▶ GIVEN EXERCISE: Below is a block of records. Copy every line in it that contains the word "screenshot".

Records that describe figures:
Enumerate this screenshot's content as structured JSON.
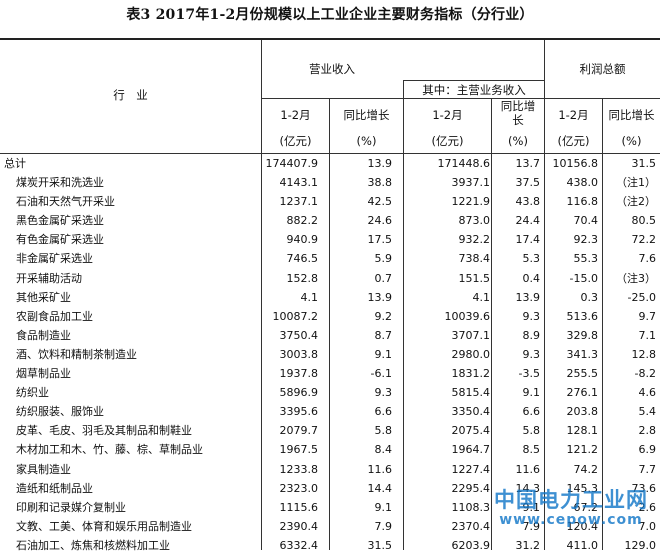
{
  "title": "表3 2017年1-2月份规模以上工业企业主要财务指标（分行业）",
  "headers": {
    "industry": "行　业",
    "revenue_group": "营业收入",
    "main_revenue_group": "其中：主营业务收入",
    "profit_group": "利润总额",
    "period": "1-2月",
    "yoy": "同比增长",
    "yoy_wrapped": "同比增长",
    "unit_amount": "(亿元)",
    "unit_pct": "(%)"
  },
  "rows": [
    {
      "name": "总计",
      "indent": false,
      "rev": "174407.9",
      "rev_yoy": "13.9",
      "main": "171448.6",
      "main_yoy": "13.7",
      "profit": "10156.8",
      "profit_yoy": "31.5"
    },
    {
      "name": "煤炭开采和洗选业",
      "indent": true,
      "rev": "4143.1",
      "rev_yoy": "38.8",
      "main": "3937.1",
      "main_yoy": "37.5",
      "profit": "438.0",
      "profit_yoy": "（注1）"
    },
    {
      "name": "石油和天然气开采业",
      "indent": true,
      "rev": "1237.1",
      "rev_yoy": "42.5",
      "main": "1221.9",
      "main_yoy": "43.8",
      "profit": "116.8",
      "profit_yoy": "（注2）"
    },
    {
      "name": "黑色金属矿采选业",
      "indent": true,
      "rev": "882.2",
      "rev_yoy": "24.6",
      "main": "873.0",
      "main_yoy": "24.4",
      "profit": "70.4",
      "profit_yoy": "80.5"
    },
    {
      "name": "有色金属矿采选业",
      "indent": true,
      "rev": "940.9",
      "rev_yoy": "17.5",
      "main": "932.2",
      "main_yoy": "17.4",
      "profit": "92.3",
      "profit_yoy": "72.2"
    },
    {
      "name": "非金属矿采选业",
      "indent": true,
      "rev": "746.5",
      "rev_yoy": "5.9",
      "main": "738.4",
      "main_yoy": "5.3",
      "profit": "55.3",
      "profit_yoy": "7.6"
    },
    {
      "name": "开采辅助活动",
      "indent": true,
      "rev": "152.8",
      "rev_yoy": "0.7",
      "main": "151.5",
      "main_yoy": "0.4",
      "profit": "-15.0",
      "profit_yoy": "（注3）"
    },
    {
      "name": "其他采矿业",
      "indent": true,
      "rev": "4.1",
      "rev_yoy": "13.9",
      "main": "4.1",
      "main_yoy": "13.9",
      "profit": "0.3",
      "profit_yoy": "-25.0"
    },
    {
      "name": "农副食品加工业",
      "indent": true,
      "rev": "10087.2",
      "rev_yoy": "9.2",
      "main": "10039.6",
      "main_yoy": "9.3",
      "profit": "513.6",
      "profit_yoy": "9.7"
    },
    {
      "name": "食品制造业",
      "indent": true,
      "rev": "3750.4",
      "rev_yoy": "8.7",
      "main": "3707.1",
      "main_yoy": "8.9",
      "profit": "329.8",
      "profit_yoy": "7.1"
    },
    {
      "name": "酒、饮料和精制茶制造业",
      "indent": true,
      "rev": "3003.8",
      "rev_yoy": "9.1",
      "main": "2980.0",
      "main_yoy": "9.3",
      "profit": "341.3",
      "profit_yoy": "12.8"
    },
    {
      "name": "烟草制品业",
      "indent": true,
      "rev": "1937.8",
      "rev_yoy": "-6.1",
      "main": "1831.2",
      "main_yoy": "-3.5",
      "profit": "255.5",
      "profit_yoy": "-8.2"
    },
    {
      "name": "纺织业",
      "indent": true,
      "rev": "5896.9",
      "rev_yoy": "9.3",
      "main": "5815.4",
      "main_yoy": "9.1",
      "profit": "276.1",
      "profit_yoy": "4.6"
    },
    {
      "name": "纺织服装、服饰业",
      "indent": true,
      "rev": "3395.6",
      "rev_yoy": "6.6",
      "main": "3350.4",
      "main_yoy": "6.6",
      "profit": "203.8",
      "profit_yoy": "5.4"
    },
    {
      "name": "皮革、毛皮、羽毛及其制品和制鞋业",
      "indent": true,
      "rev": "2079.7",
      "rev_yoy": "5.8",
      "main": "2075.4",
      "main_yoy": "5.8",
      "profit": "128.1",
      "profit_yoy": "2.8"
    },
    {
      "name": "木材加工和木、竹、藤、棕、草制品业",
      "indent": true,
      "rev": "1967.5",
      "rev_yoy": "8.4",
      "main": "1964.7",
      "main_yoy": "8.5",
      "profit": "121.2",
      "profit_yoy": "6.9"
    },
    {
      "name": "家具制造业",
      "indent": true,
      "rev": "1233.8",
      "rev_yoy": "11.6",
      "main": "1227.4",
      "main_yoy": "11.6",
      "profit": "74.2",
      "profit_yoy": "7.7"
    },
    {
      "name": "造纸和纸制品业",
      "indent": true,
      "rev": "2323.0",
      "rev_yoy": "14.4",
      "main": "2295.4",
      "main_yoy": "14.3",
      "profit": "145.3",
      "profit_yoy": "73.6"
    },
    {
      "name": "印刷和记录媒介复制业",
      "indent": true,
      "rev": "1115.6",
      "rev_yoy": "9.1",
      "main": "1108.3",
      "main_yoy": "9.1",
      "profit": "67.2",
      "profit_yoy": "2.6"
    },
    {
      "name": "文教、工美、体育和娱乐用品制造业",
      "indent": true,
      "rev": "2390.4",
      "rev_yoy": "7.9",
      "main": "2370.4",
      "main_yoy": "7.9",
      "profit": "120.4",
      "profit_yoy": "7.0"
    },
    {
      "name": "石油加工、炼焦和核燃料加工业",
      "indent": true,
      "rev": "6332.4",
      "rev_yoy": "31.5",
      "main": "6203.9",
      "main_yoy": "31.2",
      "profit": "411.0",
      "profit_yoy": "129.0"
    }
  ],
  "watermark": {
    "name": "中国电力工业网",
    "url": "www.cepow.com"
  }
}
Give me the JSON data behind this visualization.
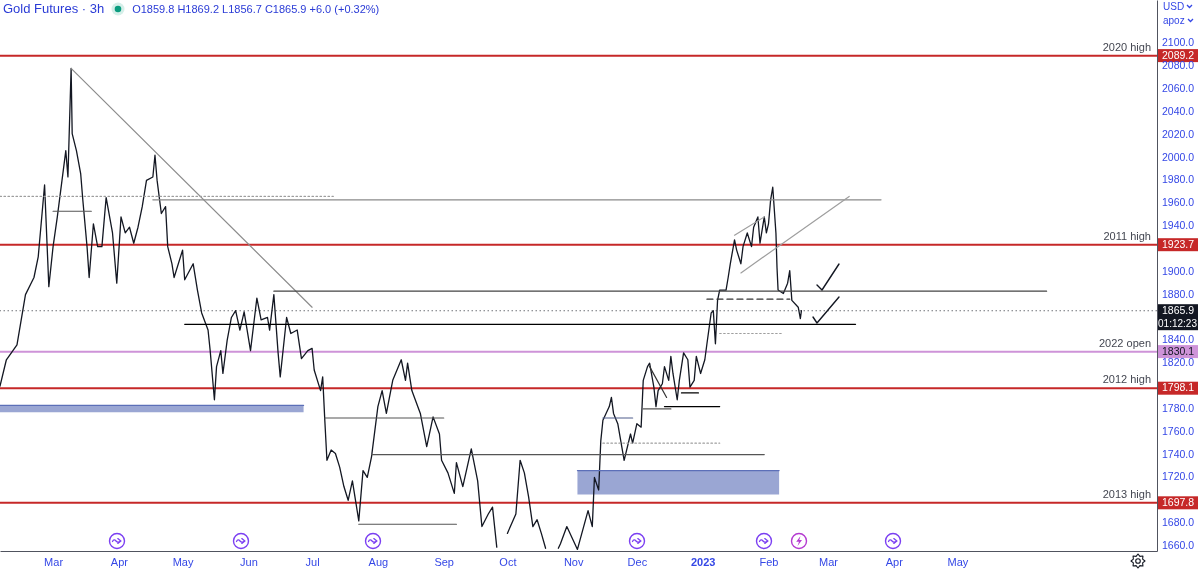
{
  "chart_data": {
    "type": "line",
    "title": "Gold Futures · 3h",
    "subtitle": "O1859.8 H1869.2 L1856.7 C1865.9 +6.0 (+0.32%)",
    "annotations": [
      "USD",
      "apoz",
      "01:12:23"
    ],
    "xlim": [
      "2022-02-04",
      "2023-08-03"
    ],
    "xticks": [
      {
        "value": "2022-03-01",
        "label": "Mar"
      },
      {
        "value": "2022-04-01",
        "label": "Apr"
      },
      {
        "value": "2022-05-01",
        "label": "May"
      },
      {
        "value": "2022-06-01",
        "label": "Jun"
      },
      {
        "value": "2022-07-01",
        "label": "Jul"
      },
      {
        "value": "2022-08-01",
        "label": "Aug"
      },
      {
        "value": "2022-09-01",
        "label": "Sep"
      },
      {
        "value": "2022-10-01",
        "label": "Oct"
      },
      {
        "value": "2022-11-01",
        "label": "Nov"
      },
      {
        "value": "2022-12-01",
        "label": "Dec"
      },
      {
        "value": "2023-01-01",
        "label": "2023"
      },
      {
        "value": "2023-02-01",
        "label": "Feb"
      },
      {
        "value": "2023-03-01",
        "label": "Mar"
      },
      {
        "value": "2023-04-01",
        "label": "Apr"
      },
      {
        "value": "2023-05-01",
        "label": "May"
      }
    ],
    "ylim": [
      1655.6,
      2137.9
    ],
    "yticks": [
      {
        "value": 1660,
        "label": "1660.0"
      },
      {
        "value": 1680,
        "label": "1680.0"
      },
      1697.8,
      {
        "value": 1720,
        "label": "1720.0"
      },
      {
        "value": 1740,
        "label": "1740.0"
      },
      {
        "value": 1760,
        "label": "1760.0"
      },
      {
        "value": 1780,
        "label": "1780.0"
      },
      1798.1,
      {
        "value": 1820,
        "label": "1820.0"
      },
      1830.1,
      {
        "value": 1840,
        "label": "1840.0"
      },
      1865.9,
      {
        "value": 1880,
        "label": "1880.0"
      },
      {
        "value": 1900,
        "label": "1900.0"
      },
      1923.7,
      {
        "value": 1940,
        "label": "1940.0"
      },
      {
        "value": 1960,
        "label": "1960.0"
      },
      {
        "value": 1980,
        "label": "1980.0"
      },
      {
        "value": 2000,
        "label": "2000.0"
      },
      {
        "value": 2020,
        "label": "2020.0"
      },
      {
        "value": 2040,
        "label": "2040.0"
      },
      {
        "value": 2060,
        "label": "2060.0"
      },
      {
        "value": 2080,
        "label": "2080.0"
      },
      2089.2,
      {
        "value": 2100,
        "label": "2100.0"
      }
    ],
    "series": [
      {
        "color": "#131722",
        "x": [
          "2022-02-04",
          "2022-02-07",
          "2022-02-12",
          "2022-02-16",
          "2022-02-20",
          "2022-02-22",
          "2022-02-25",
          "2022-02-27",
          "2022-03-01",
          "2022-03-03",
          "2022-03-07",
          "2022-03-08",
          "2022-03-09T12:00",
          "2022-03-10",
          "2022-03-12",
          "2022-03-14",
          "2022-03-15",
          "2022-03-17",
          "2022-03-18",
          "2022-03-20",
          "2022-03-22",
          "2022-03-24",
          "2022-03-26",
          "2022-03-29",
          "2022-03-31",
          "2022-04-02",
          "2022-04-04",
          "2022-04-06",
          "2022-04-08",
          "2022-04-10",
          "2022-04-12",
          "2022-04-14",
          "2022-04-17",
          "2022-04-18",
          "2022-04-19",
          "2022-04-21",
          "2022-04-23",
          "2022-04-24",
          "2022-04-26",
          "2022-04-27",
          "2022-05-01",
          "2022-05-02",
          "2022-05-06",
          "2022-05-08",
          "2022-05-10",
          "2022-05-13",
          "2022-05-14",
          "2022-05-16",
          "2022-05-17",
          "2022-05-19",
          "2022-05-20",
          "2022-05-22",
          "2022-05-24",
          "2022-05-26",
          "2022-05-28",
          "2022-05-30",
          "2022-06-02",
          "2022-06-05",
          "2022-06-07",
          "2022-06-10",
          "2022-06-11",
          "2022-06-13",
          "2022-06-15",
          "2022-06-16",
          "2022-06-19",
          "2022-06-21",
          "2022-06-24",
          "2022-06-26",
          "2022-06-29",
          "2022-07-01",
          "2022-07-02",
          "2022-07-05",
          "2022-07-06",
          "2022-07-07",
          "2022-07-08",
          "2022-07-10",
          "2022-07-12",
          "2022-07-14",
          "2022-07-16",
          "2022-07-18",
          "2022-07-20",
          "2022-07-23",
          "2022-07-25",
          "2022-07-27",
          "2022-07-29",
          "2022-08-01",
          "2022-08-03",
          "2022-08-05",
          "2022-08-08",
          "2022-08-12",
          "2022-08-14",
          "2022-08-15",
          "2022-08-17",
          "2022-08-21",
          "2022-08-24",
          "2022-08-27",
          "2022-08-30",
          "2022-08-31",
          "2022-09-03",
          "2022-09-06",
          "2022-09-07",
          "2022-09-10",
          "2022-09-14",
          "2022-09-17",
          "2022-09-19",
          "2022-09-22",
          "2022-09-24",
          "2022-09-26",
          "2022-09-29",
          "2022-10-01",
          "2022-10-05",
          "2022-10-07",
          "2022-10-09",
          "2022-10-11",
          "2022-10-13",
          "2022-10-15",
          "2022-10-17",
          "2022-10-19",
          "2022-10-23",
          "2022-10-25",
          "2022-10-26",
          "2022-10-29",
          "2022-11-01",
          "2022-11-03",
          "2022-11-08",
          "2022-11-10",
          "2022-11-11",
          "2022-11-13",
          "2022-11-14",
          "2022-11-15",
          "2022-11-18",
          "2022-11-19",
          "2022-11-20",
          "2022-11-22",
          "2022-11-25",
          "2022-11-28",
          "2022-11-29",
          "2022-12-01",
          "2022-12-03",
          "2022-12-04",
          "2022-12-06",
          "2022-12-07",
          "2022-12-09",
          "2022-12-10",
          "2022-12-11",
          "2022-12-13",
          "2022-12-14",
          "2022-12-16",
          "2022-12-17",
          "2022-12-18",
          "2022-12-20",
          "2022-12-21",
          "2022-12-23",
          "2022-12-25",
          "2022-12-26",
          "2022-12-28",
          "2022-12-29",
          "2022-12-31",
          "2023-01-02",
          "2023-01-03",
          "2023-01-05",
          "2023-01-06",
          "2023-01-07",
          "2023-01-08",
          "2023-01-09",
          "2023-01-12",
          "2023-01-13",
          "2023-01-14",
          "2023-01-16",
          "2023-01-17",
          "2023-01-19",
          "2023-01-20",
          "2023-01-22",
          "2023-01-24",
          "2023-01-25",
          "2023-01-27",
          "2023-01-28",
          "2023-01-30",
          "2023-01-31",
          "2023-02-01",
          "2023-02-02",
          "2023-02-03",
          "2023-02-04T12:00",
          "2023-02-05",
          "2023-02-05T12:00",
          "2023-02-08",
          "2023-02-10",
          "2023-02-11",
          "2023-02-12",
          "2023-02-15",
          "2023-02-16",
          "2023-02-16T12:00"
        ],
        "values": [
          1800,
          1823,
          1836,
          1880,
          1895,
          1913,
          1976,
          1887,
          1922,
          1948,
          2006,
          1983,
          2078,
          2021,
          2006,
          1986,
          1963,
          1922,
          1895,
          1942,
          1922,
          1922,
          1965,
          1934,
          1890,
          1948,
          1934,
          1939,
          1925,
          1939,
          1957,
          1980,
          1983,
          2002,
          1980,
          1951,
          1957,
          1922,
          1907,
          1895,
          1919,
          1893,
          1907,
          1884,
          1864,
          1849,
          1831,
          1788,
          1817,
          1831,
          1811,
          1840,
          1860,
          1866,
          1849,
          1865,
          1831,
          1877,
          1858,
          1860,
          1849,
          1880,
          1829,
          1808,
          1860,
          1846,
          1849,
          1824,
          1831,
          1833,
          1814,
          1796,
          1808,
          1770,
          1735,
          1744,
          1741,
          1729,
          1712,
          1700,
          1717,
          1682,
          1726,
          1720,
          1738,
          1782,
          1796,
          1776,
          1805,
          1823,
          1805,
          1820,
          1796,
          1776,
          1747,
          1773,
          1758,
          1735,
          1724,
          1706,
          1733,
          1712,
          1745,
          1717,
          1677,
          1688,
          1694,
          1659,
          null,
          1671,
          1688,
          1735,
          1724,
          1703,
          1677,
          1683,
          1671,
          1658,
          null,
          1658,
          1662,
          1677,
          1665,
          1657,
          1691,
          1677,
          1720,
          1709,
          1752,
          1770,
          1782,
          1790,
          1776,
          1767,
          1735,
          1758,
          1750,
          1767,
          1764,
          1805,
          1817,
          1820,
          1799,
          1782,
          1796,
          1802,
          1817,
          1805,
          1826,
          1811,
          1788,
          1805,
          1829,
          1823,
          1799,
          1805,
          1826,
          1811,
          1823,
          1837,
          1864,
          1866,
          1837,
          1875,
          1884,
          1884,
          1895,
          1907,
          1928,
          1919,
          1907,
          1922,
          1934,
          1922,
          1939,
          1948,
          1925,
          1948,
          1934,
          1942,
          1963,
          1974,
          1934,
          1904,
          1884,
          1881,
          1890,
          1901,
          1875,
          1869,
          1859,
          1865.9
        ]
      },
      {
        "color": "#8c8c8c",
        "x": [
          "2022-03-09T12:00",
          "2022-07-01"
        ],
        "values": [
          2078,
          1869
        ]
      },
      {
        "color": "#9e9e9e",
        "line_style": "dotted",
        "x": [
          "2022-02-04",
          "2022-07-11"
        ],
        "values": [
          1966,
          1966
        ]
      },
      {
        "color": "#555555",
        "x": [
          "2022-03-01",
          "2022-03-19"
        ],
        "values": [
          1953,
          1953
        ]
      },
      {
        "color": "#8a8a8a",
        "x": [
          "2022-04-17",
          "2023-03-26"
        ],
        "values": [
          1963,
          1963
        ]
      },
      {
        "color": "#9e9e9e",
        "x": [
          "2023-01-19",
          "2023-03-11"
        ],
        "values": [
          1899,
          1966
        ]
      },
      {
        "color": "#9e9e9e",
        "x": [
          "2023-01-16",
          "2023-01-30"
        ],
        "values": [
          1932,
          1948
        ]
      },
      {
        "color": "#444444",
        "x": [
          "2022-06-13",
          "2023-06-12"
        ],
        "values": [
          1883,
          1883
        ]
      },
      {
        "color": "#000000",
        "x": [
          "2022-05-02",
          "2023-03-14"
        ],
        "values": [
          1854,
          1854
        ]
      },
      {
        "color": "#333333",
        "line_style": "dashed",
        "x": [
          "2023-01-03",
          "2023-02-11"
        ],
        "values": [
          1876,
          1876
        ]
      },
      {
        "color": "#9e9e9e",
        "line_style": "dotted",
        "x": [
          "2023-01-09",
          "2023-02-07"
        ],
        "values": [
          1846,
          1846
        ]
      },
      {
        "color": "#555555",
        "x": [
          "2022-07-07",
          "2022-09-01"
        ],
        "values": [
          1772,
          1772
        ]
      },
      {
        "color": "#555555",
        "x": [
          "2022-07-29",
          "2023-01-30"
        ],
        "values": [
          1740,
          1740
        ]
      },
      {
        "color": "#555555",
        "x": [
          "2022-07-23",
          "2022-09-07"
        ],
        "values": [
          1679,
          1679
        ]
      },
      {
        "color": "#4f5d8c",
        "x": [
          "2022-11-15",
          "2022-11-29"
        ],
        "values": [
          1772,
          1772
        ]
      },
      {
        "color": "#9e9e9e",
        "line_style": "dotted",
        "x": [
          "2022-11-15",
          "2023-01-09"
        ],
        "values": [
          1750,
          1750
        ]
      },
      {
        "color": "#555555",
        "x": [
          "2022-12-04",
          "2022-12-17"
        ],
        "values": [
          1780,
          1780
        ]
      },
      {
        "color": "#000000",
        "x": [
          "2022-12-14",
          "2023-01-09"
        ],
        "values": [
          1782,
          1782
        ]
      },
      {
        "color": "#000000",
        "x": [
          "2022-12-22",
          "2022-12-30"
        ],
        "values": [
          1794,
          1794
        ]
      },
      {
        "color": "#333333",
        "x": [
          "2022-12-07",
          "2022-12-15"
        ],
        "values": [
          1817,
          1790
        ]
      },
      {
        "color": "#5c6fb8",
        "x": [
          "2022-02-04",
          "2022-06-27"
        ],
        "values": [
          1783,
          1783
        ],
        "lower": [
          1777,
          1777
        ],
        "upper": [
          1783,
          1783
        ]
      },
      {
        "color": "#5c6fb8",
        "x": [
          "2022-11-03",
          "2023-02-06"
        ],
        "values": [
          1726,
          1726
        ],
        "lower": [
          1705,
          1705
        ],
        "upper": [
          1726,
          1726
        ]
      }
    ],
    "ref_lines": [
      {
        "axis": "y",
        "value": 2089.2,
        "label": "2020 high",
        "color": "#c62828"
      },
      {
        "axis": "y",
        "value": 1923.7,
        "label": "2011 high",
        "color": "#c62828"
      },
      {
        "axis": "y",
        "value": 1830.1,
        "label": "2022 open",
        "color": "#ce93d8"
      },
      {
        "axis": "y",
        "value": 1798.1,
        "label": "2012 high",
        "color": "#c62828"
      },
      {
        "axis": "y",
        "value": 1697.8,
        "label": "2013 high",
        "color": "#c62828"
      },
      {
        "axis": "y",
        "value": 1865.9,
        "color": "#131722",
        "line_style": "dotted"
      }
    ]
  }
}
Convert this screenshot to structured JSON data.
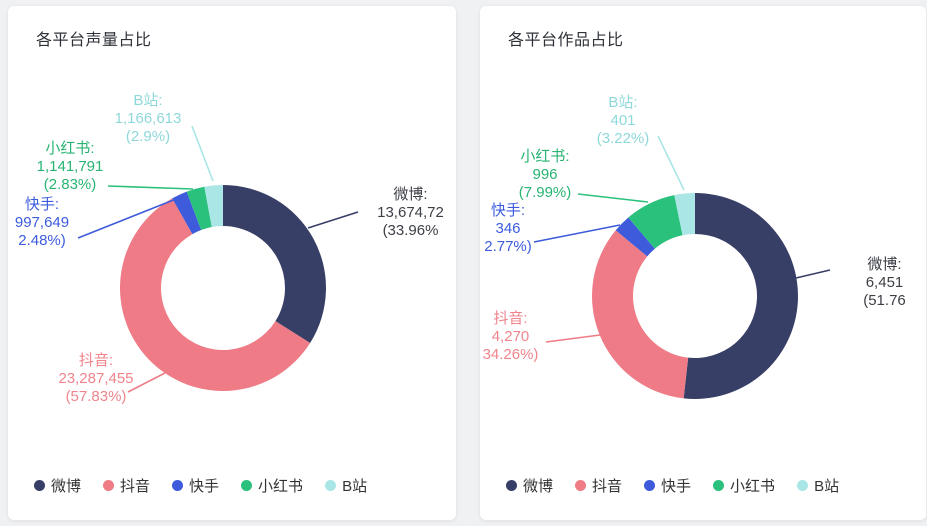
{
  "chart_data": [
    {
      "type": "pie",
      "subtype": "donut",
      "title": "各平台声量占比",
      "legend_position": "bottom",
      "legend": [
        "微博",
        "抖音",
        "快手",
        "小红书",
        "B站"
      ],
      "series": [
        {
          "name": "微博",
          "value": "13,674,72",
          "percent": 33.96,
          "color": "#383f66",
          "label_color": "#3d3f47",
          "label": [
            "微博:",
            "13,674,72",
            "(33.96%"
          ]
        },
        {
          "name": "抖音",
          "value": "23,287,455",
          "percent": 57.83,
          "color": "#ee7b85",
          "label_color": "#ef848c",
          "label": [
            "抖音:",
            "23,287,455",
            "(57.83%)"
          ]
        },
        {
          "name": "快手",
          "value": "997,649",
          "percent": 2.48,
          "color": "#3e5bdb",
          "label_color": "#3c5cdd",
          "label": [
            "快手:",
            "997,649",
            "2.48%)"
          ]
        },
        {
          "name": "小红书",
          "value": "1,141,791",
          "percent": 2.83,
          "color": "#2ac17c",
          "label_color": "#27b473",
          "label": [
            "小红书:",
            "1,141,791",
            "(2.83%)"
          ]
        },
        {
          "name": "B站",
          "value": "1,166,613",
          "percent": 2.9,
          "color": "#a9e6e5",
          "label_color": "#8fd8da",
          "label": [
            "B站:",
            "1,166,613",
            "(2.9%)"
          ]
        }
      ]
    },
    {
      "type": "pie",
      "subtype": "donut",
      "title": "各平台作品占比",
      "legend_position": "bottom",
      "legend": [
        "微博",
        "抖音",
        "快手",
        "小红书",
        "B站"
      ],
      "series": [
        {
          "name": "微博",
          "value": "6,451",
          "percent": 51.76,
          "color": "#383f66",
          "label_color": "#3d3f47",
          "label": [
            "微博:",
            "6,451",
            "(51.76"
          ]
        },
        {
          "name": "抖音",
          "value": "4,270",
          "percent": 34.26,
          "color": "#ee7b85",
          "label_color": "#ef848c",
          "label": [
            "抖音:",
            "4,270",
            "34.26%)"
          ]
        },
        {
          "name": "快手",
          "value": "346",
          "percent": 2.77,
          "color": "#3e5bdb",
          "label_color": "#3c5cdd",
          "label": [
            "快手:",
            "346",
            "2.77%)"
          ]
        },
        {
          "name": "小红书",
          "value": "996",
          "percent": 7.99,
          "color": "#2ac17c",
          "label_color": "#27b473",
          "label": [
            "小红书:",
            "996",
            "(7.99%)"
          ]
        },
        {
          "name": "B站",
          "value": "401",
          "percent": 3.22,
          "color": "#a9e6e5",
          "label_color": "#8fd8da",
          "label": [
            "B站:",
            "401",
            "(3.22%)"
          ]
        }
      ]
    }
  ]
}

▶ FINAL RESULT:
Enumerate this screenshot's content as structured JSON.
Convert this screenshot to structured JSON data.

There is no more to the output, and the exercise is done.